___ RECORDS SUPPLIED

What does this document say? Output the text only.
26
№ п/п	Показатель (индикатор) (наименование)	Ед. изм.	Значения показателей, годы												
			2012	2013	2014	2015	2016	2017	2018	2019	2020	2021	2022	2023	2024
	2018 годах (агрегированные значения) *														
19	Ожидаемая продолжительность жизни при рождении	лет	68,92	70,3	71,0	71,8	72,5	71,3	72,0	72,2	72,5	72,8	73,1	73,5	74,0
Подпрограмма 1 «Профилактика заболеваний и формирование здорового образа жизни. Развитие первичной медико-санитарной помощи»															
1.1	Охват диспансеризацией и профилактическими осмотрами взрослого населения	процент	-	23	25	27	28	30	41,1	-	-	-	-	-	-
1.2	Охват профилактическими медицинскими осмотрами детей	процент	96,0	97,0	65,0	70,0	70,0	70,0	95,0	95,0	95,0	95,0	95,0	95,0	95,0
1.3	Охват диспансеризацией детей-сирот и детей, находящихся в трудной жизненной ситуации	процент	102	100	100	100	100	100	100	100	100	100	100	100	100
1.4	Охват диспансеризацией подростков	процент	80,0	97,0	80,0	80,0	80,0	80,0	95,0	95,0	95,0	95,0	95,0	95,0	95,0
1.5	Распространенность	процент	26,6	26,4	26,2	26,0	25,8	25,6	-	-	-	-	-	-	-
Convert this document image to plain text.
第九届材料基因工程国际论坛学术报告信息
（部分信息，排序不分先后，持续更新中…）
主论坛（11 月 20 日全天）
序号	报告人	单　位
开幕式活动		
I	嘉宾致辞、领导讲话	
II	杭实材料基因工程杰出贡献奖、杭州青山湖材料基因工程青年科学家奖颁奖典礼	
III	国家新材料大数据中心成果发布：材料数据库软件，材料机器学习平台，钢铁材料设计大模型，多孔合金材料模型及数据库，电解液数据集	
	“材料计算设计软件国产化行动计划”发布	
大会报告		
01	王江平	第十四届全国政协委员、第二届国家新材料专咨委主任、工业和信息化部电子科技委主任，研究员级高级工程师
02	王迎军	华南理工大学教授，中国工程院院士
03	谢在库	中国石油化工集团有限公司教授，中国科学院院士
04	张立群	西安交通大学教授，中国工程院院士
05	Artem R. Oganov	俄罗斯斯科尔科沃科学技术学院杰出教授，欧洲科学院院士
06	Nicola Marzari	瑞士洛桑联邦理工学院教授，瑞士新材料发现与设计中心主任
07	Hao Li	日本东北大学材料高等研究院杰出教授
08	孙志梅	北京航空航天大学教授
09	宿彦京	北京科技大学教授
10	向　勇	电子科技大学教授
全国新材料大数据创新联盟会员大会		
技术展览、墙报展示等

______

#### TASK GOAL:
Every line from the one containing "Convert this document image to plain text." through the end of the data must be repeated exactly, and no other line.

#### SOLVED PROBLEM:
Convert this document image to plain text.
第九届材料基因工程国际论坛学术报告信息
（部分信息，排序不分先后，持续更新中…）
主论坛（11 月 20 日全天）
序号	报告人	单　位
开幕式活动		
I	嘉宾致辞、领导讲话	
II	杭实材料基因工程杰出贡献奖、杭州青山湖材料基因工程青年科学家奖颁奖典礼	
III	国家新材料大数据中心成果发布：材料数据库软件，材料机器学习平台，钢铁材料设计大模型，多孔合金材料模型及数据库，电解液数据集	
	“材料计算设计软件国产化行动计划”发布	
大会报告		
01	王江平	第十四届全国政协委员、第二届国家新材料专咨委主任、工业和信息化部电子科技委主任，研究员级高级工程师
02	王迎军	华南理工大学教授，中国工程院院士
03	谢在库	中国石油化工集团有限公司教授，中国科学院院士
04	张立群	西安交通大学教授，中国工程院院士
05	Artem R. Oganov	俄罗斯斯科尔科沃科学技术学院杰出教授，欧洲科学院院士
06	Nicola Marzari	瑞士洛桑联邦理工学院教授，瑞士新材料发现与设计中心主任
07	Hao Li	日本东北大学材料高等研究院杰出教授
08	孙志梅	北京航空航天大学教授
09	宿彦京	北京科技大学教授
10	向　勇	电子科技大学教授
全国新材料大数据创新联盟会员大会		
技术展览、墙报展示等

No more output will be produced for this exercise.